> [Exercise]: Transcribe each line of the material as it is, and drop any picture.

::::::

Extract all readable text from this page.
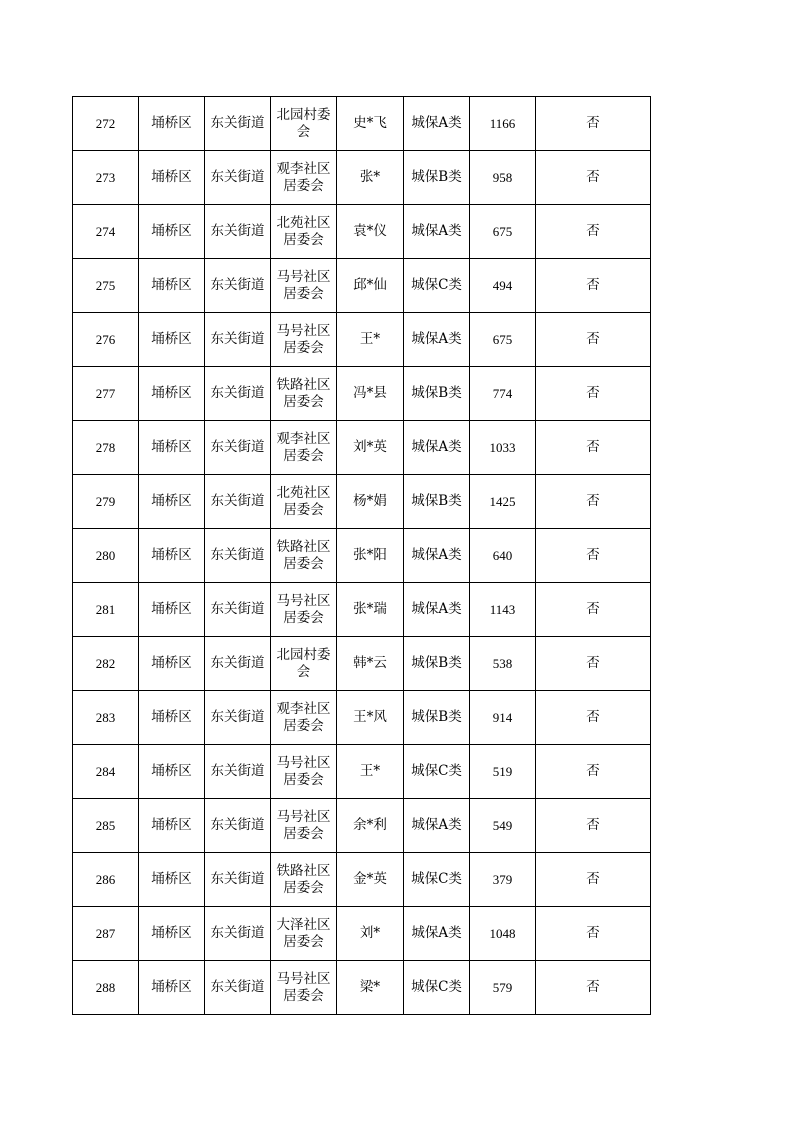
272	埇桥区	东关街道	北园村委会	史*飞	城保A类	1166	否
273	埇桥区	东关街道	观李社区居委会	张*	城保B类	958	否
274	埇桥区	东关街道	北苑社区居委会	袁*仪	城保A类	675	否
275	埇桥区	东关街道	马号社区居委会	邱*仙	城保C类	494	否
276	埇桥区	东关街道	马号社区居委会	王*	城保A类	675	否
277	埇桥区	东关街道	铁路社区居委会	冯*县	城保B类	774	否
278	埇桥区	东关街道	观李社区居委会	刘*英	城保A类	1033	否
279	埇桥区	东关街道	北苑社区居委会	杨*娟	城保B类	1425	否
280	埇桥区	东关街道	铁路社区居委会	张*阳	城保A类	640	否
281	埇桥区	东关街道	马号社区居委会	张*瑞	城保A类	1143	否
282	埇桥区	东关街道	北园村委会	韩*云	城保B类	538	否
283	埇桥区	东关街道	观李社区居委会	王*风	城保B类	914	否
284	埇桥区	东关街道	马号社区居委会	王*	城保C类	519	否
285	埇桥区	东关街道	马号社区居委会	余*利	城保A类	549	否
286	埇桥区	东关街道	铁路社区居委会	金*英	城保C类	379	否
287	埇桥区	东关街道	大泽社区居委会	刘*	城保A类	1048	否
288	埇桥区	东关街道	马号社区居委会	梁*	城保C类	579	否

::::::

> [Output of the task]:
Extract all readable text from this page.
272	埇桥区	东关街道	北园村委会	史*飞	城保A类	1166	否
273	埇桥区	东关街道	观李社区居委会	张*	城保B类	958	否
274	埇桥区	东关街道	北苑社区居委会	袁*仪	城保A类	675	否
275	埇桥区	东关街道	马号社区居委会	邱*仙	城保C类	494	否
276	埇桥区	东关街道	马号社区居委会	王*	城保A类	675	否
277	埇桥区	东关街道	铁路社区居委会	冯*县	城保B类	774	否
278	埇桥区	东关街道	观李社区居委会	刘*英	城保A类	1033	否
279	埇桥区	东关街道	北苑社区居委会	杨*娟	城保B类	1425	否
280	埇桥区	东关街道	铁路社区居委会	张*阳	城保A类	640	否
281	埇桥区	东关街道	马号社区居委会	张*瑞	城保A类	1143	否
282	埇桥区	东关街道	北园村委会	韩*云	城保B类	538	否
283	埇桥区	东关街道	观李社区居委会	王*风	城保B类	914	否
284	埇桥区	东关街道	马号社区居委会	王*	城保C类	519	否
285	埇桥区	东关街道	马号社区居委会	余*利	城保A类	549	否
286	埇桥区	东关街道	铁路社区居委会	金*英	城保C类	379	否
287	埇桥区	东关街道	大泽社区居委会	刘*	城保A类	1048	否
288	埇桥区	东关街道	马号社区居委会	梁*	城保C类	579	否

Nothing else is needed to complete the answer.